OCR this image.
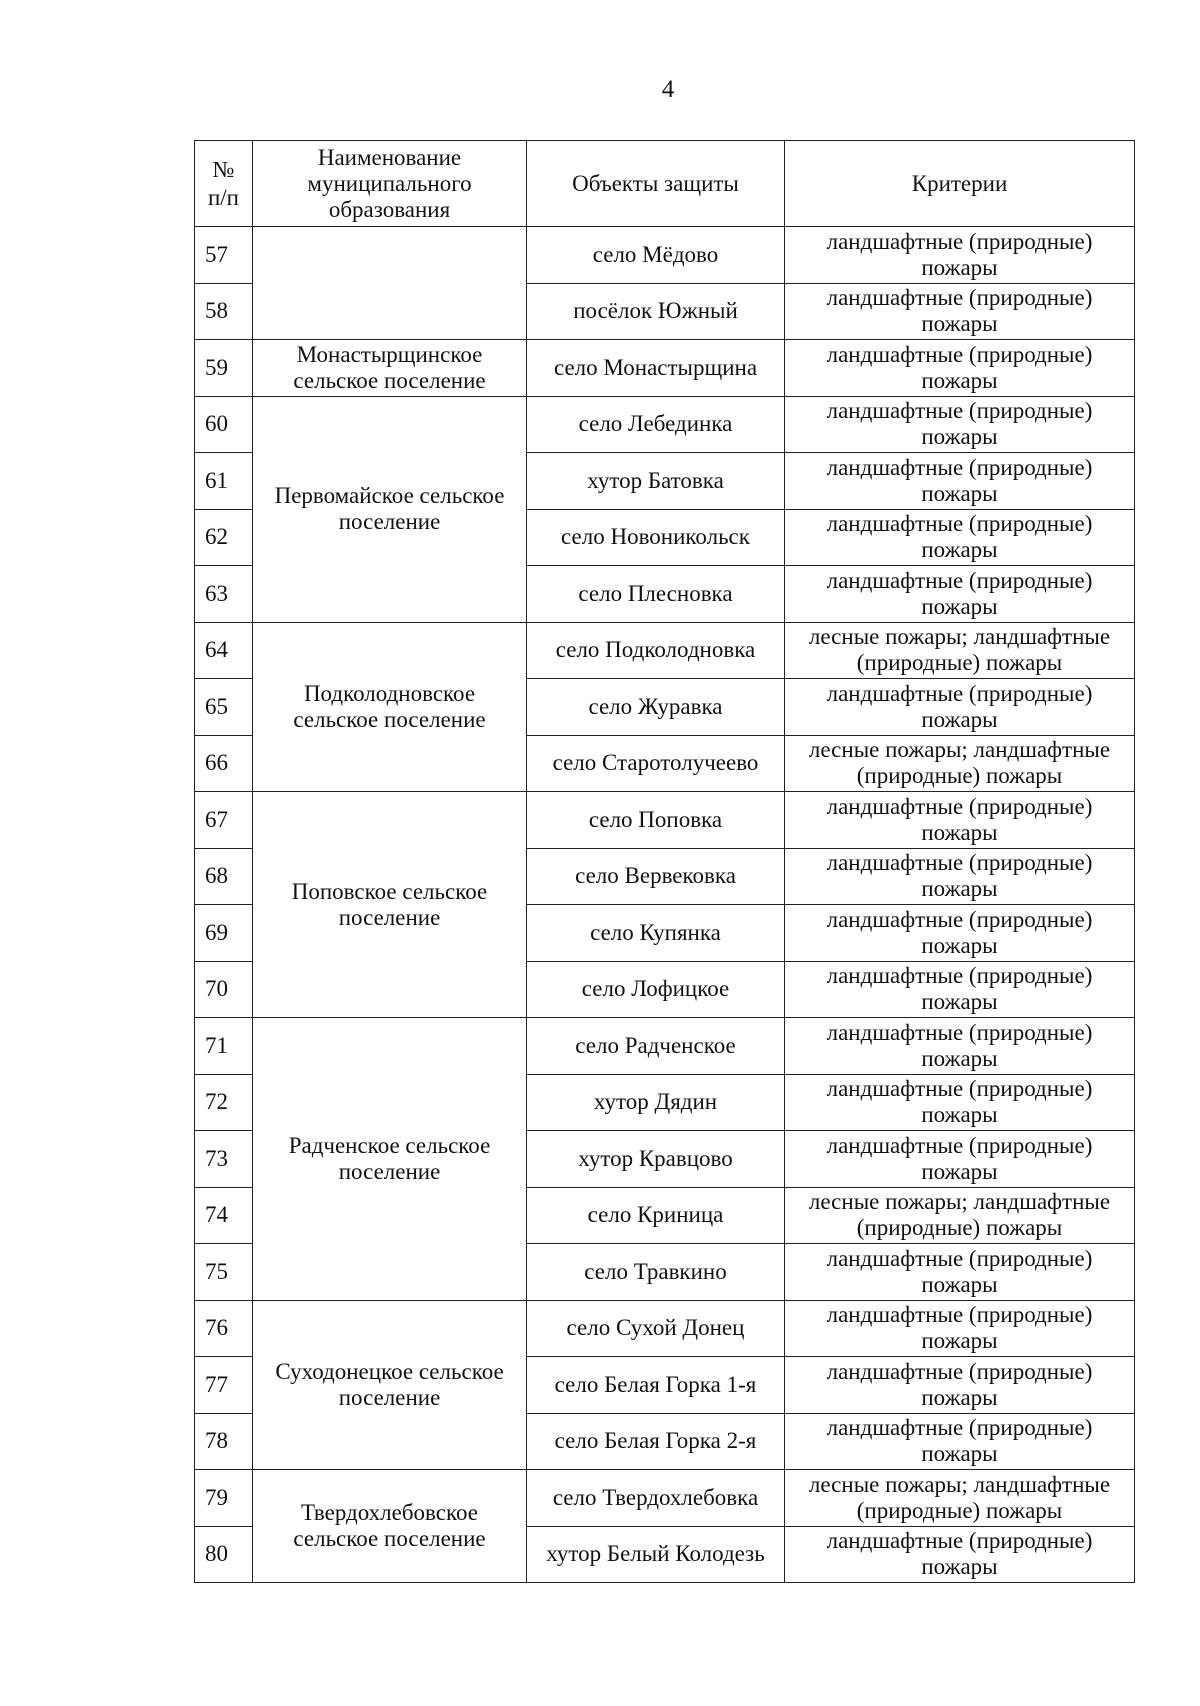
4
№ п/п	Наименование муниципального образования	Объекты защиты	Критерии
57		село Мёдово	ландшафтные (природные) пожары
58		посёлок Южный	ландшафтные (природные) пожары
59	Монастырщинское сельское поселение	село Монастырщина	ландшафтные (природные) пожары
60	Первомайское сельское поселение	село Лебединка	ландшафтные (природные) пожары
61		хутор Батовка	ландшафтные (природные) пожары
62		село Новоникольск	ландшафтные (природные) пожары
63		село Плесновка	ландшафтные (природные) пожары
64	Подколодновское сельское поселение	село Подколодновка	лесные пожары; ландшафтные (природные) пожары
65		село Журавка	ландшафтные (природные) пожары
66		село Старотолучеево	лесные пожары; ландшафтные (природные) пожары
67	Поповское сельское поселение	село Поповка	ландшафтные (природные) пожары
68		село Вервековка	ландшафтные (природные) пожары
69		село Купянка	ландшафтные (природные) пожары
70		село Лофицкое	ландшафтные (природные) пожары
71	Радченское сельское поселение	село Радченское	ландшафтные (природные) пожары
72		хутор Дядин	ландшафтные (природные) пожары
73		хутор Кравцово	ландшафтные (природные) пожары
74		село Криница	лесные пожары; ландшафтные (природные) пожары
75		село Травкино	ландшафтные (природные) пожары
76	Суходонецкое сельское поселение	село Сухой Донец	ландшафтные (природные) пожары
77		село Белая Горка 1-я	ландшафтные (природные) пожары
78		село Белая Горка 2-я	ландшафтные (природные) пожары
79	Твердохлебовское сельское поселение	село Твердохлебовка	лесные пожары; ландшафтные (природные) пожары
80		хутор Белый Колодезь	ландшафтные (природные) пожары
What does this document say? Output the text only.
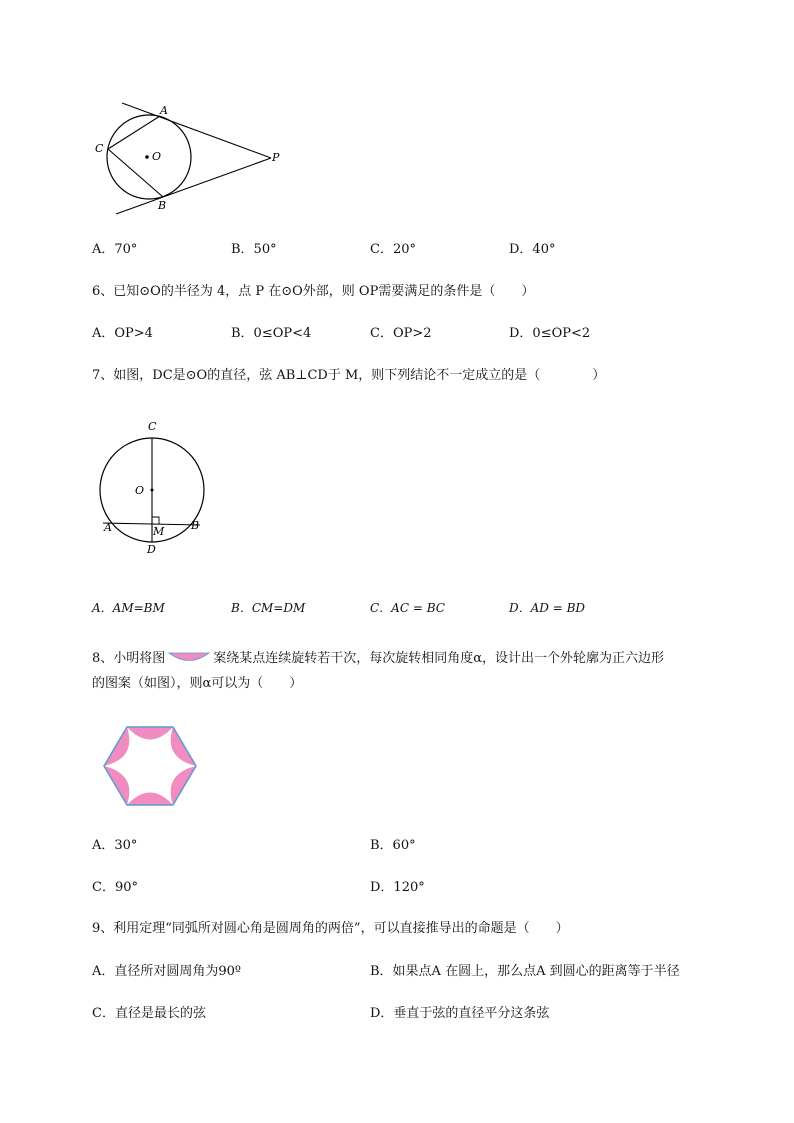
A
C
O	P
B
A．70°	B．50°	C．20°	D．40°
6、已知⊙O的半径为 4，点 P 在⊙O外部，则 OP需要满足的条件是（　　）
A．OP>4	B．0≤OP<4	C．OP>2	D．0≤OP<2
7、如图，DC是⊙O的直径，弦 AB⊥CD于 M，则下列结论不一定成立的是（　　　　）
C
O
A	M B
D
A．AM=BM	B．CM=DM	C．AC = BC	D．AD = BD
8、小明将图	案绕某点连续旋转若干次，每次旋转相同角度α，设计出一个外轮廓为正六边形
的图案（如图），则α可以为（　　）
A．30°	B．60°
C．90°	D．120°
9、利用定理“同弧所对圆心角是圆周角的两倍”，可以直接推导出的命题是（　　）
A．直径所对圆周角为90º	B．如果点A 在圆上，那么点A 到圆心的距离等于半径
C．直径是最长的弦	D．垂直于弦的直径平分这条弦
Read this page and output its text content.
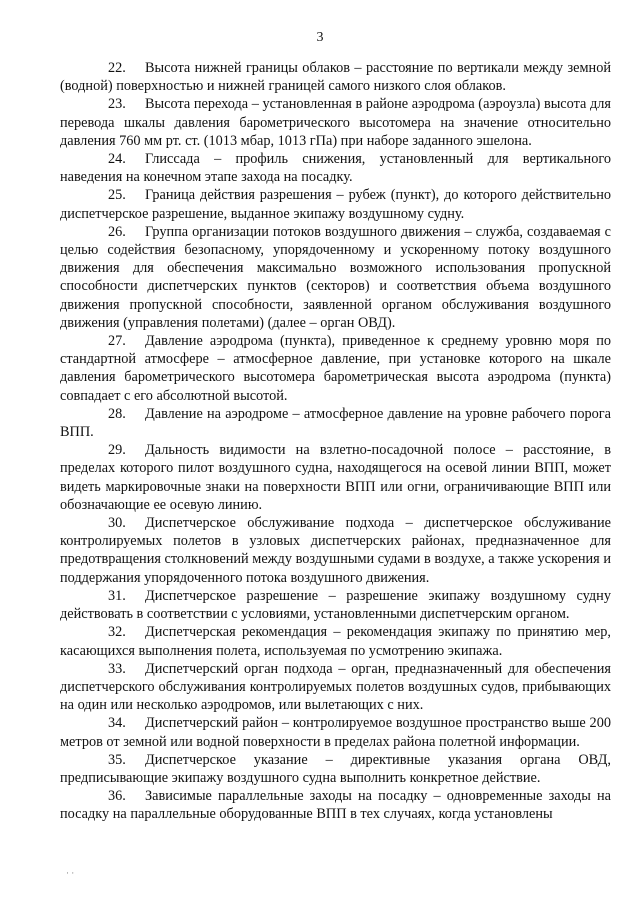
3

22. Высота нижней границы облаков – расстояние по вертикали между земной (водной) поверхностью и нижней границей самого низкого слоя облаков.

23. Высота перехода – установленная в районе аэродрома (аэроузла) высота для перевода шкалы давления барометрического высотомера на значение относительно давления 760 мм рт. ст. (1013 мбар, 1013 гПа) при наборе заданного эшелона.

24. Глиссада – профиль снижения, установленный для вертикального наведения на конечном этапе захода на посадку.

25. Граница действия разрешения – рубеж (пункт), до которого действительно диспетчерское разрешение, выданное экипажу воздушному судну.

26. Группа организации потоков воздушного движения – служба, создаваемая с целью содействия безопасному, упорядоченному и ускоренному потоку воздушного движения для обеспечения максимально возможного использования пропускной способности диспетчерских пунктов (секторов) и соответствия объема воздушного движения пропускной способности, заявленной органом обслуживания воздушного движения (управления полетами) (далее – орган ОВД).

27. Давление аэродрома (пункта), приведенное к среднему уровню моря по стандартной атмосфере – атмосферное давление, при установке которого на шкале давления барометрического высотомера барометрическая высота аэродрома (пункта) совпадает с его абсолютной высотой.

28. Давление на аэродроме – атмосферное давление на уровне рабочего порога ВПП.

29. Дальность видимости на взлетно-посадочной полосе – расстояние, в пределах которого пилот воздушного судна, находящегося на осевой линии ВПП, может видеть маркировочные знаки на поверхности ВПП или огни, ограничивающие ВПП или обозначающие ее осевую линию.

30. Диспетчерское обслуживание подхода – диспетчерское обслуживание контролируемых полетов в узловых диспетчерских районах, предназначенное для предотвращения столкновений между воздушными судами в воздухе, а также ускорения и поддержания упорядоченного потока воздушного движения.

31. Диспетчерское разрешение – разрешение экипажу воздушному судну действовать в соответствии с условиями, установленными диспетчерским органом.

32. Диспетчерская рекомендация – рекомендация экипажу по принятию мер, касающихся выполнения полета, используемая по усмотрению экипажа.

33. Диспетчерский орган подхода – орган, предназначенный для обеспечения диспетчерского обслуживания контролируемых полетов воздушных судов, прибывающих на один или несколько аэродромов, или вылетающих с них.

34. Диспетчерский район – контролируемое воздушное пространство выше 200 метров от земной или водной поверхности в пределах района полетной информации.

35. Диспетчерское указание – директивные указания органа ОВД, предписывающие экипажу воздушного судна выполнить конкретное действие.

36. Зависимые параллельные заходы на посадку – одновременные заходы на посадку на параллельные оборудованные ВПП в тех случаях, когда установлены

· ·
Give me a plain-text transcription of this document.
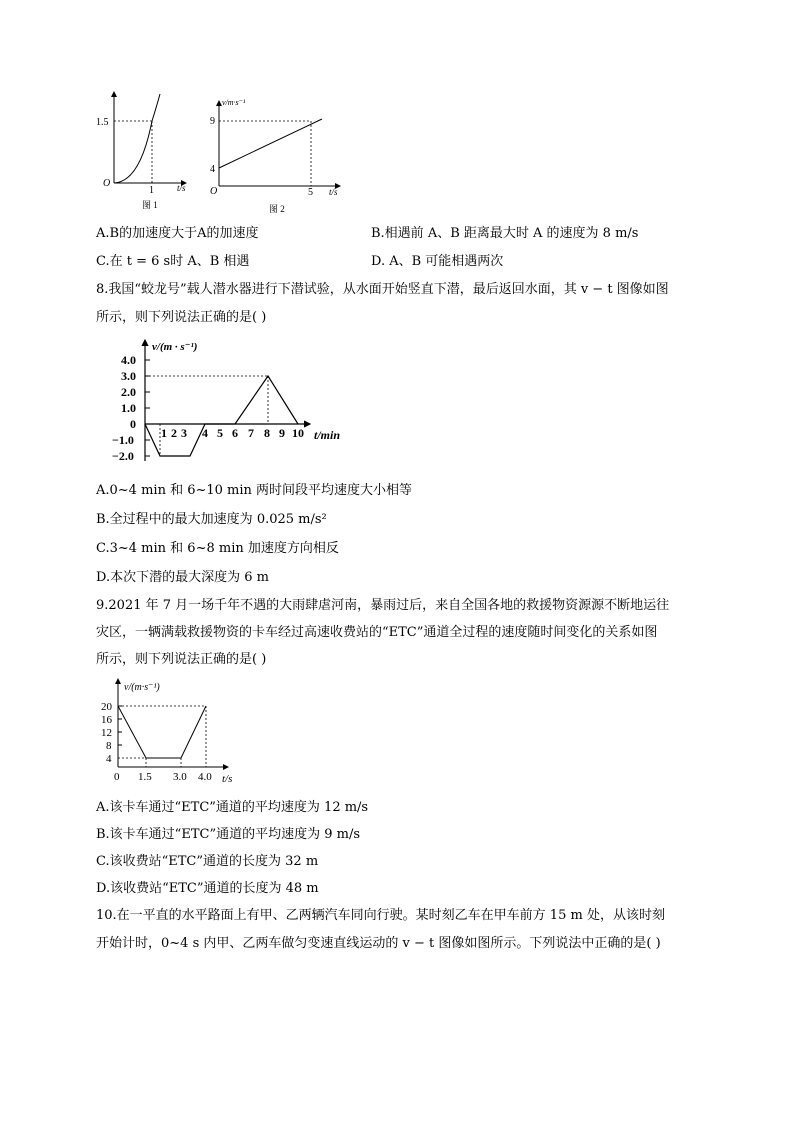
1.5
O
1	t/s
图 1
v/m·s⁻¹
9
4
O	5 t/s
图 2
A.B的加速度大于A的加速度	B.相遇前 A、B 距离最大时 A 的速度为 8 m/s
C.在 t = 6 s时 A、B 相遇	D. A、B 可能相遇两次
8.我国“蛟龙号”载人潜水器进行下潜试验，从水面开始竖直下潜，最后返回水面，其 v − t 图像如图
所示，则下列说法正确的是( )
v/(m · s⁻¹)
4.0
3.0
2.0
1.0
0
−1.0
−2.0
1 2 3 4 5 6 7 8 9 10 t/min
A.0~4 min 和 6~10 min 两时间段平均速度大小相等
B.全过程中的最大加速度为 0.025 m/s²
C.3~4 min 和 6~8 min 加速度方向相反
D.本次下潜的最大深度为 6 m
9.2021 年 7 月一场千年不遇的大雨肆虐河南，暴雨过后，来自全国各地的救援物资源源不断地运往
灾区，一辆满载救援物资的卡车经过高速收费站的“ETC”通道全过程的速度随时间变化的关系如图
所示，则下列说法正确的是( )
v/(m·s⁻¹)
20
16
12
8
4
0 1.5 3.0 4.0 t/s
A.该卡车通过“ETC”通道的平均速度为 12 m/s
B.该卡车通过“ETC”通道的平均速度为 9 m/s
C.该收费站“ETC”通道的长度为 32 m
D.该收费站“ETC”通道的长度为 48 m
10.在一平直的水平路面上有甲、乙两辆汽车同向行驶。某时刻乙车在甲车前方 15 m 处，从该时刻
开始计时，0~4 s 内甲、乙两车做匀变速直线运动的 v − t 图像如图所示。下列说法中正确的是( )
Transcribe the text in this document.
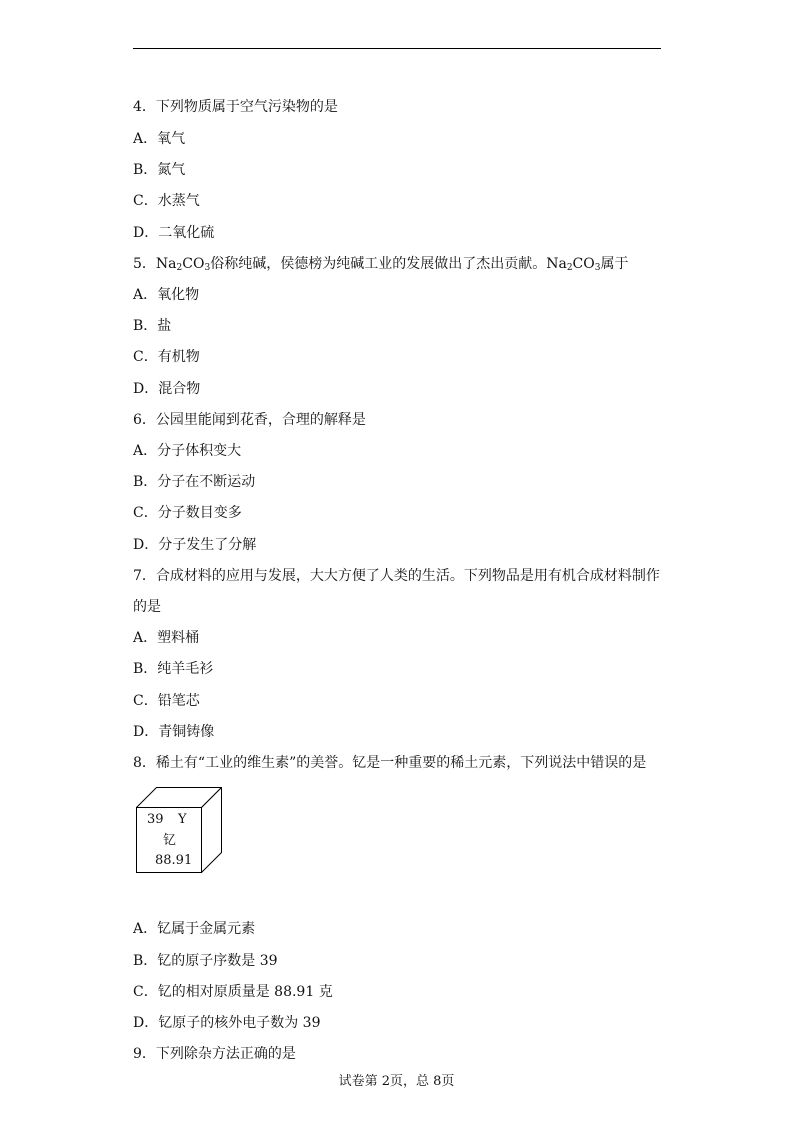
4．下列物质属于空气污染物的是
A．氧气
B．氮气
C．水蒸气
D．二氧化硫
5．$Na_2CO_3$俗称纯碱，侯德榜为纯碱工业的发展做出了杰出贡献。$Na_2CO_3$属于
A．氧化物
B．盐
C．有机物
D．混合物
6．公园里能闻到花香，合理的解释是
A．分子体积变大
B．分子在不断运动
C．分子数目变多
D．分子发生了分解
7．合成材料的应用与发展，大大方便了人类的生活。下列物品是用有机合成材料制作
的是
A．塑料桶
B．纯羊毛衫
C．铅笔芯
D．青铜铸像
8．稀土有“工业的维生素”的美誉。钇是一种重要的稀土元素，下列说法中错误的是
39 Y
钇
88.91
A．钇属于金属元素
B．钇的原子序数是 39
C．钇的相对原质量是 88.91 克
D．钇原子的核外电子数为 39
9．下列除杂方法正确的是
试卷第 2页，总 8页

Task requirements:
Quote precisely the lines of the data from the line containing "Transcribe the text in this document." through its final line, both included, excluding pictures.

Expected answer:
Transcribe the text in this document.
4．下列物质属于空气污染物的是
A．氧气
B．氮气
C．水蒸气
D．二氧化硫
5．$Na_2CO_3$俗称纯碱，侯德榜为纯碱工业的发展做出了杰出贡献。$Na_2CO_3$属于
A．氧化物
B．盐
C．有机物
D．混合物
6．公园里能闻到花香，合理的解释是
A．分子体积变大
B．分子在不断运动
C．分子数目变多
D．分子发生了分解
7．合成材料的应用与发展，大大方便了人类的生活。下列物品是用有机合成材料制作
的是
A．塑料桶
B．纯羊毛衫
C．铅笔芯
D．青铜铸像
8．稀土有“工业的维生素”的美誉。钇是一种重要的稀土元素，下列说法中错误的是
39 Y
钇
88.91
A．钇属于金属元素
B．钇的原子序数是 39
C．钇的相对原质量是 88.91 克
D．钇原子的核外电子数为 39
9．下列除杂方法正确的是
试卷第 2页，总 8页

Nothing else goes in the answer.